PROBLEM REQUIREMENTS:
Lines that contain the string "EMISSION" are to be copied; leave out all others.

GIVEN RECORDS:
==*==
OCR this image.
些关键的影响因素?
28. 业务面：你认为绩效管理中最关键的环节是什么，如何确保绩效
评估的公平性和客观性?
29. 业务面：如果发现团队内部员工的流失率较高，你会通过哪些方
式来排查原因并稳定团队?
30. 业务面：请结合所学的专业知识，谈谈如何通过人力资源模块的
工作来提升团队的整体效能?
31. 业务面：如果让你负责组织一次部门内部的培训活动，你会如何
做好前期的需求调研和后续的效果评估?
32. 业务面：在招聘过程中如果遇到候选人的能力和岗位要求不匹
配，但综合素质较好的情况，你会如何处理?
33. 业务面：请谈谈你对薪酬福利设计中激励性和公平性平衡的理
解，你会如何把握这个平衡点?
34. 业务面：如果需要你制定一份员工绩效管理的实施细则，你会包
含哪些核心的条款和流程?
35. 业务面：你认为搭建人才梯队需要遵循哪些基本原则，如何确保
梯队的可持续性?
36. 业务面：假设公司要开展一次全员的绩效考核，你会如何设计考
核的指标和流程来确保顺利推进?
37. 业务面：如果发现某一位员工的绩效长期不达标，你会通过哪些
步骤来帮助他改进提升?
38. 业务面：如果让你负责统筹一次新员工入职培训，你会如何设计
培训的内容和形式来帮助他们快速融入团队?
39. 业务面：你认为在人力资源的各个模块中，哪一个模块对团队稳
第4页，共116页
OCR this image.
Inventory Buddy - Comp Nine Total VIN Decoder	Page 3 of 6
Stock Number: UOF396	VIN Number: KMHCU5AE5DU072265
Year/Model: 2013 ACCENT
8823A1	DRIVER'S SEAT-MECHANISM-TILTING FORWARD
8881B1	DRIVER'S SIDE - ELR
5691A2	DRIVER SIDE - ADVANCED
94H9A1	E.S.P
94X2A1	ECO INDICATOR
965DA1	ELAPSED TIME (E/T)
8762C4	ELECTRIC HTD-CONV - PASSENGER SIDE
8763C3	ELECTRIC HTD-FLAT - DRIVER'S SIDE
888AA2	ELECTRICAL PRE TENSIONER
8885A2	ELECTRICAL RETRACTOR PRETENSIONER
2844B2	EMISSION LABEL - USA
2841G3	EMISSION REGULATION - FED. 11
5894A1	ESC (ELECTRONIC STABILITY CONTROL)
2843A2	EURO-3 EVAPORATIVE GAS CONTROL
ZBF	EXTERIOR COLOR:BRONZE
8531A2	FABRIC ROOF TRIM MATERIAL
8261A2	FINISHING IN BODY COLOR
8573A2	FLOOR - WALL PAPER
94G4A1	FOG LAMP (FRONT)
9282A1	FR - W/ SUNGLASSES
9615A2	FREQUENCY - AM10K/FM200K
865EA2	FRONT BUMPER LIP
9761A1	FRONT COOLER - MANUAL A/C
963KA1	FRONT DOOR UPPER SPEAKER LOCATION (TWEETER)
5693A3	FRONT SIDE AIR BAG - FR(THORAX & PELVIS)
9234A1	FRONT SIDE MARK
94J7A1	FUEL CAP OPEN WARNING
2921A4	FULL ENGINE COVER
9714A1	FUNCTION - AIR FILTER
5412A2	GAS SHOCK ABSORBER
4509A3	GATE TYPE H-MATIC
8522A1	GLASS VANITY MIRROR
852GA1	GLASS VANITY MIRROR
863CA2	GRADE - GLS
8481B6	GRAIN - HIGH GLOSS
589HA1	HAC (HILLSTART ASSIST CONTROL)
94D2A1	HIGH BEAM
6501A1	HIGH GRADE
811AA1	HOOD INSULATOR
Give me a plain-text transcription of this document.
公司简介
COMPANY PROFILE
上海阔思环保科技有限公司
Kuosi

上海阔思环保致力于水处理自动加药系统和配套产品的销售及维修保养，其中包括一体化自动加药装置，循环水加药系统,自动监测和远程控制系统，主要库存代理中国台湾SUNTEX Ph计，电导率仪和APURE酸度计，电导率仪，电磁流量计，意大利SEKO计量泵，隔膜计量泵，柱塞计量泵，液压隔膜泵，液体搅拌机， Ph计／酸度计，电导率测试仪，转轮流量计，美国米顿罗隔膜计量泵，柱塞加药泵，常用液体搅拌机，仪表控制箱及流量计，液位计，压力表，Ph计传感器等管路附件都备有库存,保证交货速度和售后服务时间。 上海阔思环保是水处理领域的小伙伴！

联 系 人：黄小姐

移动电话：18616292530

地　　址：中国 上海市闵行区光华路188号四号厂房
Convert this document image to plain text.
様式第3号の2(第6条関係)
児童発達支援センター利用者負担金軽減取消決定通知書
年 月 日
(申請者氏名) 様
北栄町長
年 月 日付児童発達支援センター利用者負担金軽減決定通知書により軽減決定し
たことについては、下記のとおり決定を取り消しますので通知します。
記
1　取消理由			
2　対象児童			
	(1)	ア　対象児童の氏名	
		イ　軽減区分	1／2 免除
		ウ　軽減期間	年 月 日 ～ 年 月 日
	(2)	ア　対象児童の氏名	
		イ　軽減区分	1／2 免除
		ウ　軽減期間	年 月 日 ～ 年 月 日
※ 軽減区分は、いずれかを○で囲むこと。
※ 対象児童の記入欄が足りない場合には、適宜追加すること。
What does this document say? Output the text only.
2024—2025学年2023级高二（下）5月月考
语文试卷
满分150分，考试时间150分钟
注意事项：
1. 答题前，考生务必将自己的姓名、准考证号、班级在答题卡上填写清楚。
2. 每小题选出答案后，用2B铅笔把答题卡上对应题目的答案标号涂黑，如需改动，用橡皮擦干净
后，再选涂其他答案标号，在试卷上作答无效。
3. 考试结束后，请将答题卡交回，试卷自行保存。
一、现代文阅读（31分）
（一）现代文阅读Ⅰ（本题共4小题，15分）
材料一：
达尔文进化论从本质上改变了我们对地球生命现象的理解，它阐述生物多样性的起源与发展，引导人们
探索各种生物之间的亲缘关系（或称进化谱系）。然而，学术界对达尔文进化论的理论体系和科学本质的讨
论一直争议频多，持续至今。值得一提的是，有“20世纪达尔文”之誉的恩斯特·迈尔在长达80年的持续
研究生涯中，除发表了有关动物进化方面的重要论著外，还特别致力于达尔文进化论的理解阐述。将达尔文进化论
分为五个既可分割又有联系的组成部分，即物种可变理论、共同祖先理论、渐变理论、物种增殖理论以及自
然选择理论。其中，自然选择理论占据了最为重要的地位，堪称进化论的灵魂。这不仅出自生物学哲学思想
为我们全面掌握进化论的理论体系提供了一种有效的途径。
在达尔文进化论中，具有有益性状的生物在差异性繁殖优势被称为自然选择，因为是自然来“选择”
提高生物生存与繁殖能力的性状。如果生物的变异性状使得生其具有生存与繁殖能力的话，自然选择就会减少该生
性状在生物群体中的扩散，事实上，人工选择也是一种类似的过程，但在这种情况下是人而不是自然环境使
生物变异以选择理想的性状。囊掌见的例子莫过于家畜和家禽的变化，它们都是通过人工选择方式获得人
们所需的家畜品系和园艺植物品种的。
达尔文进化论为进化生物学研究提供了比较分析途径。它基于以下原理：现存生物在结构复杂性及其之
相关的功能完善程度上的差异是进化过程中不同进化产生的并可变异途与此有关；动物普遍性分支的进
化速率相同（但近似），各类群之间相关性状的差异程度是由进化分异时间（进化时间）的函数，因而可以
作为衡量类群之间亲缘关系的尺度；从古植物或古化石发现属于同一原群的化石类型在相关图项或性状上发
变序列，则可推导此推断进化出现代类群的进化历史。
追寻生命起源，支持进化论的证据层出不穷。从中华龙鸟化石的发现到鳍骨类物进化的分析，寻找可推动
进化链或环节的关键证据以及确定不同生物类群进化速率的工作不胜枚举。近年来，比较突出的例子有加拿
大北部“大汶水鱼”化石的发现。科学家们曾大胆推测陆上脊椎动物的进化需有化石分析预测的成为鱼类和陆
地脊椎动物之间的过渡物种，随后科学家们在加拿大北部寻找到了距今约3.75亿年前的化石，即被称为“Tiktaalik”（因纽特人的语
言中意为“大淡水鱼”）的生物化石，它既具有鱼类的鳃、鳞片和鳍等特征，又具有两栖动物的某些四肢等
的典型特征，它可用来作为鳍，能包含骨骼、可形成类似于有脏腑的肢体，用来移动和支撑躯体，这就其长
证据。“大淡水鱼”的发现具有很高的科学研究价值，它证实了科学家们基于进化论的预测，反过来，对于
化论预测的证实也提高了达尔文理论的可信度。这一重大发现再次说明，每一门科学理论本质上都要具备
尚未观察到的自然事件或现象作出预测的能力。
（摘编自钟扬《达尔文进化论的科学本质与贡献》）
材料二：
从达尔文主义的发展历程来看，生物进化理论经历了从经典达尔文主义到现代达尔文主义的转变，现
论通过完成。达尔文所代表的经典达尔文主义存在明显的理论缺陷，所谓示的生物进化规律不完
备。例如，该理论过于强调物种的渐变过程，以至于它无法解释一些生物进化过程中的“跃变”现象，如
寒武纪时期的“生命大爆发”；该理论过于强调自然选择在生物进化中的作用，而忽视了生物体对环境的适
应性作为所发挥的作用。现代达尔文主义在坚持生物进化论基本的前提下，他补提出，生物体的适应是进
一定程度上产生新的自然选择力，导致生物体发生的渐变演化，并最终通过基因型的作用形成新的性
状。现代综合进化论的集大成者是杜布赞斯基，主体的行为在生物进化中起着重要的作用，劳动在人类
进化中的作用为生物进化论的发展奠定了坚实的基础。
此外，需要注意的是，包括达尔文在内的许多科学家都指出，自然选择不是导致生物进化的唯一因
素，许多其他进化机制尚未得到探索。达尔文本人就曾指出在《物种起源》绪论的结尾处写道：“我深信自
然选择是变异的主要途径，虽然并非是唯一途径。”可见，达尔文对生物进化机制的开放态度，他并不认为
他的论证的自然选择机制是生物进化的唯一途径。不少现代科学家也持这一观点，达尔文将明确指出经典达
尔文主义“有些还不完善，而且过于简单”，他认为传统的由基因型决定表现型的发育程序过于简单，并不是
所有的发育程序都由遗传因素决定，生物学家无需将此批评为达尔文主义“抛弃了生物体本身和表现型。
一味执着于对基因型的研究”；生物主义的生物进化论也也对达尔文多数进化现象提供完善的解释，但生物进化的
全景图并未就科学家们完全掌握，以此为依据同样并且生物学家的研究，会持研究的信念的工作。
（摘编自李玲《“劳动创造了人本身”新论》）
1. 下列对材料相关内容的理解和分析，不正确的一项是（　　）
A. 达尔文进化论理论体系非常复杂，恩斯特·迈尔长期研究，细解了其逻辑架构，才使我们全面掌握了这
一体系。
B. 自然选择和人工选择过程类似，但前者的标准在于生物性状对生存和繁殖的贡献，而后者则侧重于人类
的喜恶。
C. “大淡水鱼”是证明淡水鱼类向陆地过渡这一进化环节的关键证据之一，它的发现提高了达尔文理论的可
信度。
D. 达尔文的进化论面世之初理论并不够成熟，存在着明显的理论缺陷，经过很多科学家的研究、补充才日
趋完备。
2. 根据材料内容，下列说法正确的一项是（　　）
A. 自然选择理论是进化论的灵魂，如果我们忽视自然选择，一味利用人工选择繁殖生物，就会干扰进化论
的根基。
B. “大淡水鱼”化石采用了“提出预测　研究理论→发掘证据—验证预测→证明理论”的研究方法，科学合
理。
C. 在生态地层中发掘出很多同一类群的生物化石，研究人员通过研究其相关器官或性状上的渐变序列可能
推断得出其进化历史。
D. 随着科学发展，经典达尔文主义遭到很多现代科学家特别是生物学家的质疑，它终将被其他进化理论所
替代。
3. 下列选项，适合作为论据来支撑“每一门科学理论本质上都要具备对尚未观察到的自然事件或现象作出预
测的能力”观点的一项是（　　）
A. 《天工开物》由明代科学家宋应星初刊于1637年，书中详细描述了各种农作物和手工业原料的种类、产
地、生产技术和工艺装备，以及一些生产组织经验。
==*==
COMPLETE OUTPUT:
2844B2	EMISSION LABEL - USA
2841G3	EMISSION REGULATION - FED. 11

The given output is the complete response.